PROBLEM DESCRIPTION
Present every line in which the string "this" appears.

(Dataset records)

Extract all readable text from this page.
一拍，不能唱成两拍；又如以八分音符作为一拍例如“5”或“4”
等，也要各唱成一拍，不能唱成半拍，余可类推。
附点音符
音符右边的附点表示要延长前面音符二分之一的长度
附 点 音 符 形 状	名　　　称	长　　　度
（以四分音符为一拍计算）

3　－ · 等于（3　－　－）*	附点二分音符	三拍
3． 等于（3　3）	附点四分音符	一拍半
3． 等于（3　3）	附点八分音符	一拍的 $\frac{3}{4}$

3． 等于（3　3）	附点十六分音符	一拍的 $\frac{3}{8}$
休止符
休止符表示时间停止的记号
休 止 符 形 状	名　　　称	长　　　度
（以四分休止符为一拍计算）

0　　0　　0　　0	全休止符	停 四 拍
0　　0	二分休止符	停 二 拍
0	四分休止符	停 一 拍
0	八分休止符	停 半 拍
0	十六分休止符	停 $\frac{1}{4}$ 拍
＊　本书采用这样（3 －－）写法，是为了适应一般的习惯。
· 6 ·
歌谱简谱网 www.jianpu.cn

...

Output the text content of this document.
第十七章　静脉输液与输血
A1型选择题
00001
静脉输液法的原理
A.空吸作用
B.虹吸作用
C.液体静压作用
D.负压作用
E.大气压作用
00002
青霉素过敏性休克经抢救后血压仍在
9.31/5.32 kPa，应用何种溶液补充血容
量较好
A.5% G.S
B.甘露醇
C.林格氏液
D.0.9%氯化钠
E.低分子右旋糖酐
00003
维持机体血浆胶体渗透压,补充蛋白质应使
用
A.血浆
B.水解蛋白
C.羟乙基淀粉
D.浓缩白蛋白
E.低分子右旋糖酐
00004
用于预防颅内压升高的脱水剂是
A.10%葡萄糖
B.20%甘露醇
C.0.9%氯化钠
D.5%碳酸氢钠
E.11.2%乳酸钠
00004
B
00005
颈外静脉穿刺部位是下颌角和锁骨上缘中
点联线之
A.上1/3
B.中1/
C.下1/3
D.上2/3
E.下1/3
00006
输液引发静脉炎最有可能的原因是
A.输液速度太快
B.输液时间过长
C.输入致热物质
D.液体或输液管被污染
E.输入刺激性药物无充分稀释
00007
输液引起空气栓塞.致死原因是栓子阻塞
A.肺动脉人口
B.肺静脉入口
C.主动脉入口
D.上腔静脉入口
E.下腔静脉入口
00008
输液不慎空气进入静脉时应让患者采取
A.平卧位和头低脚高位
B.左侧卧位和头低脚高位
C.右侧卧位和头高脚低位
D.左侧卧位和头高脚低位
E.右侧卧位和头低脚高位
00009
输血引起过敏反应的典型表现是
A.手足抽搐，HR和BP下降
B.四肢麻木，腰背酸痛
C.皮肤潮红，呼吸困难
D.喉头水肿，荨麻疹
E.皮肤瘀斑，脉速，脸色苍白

FINAL RESULT
Extract all readable text from this page.
Output the text content of this document.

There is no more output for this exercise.